* BEGIN RECORDS TO USE *

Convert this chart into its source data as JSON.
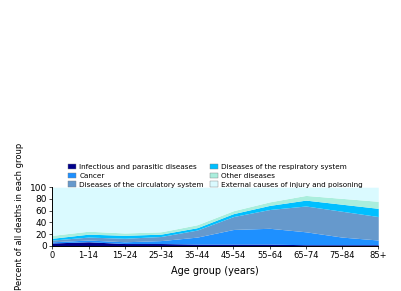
{
  "age_groups": [
    "0",
    "1–14",
    "15–24",
    "25–34",
    "35–44",
    "45–54",
    "55–64",
    "65–74",
    "75–84",
    "85+"
  ],
  "stack_order": [
    "Infectious and parasitic diseases",
    "Cancer",
    "Diseases of the circulatory system",
    "Diseases of the respiratory system",
    "Other diseases",
    "External causes of injury and poisoning"
  ],
  "raw_data": {
    "Infectious and parasitic diseases": [
      5,
      7,
      4,
      4,
      3,
      3,
      3,
      2,
      2,
      2
    ],
    "Cancer": [
      2,
      3,
      3,
      5,
      12,
      25,
      27,
      22,
      13,
      8
    ],
    "Diseases of the circulatory system": [
      3,
      5,
      6,
      7,
      12,
      22,
      32,
      44,
      44,
      40
    ],
    "Diseases of the respiratory system": [
      3,
      5,
      5,
      4,
      4,
      5,
      7,
      10,
      12,
      14
    ],
    "Other diseases": [
      5,
      5,
      4,
      4,
      5,
      5,
      6,
      8,
      10,
      12
    ],
    "External causes of injury and poisoning": [
      82,
      75,
      78,
      76,
      64,
      40,
      25,
      14,
      19,
      24
    ]
  },
  "colors": {
    "Infectious and parasitic diseases": "#00008B",
    "Cancer": "#1E90FF",
    "Diseases of the circulatory system": "#6699CC",
    "Diseases of the respiratory system": "#00BFFF",
    "Other diseases": "#AAEEDD",
    "External causes of injury and poisoning": "#DAFAFF"
  },
  "legend_order": [
    [
      "Infectious and parasitic diseases",
      "Cancer"
    ],
    [
      "Diseases of the circulatory system",
      "Diseases of the respiratory system"
    ],
    [
      "Other diseases",
      "External causes of injury and poisoning"
    ]
  ],
  "ylabel": "Percent of all deaths in each group",
  "xlabel": "Age group (years)",
  "ylim": [
    0,
    100
  ],
  "background_color": "#ffffff"
}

* END RECORDS TO USE *

WHAT YOU ARE ASKED TO DO: Give the number of lines in the material above that have the word "Infectious" in them, and nothing more.

RESULT OF THIS EXERCISE: 4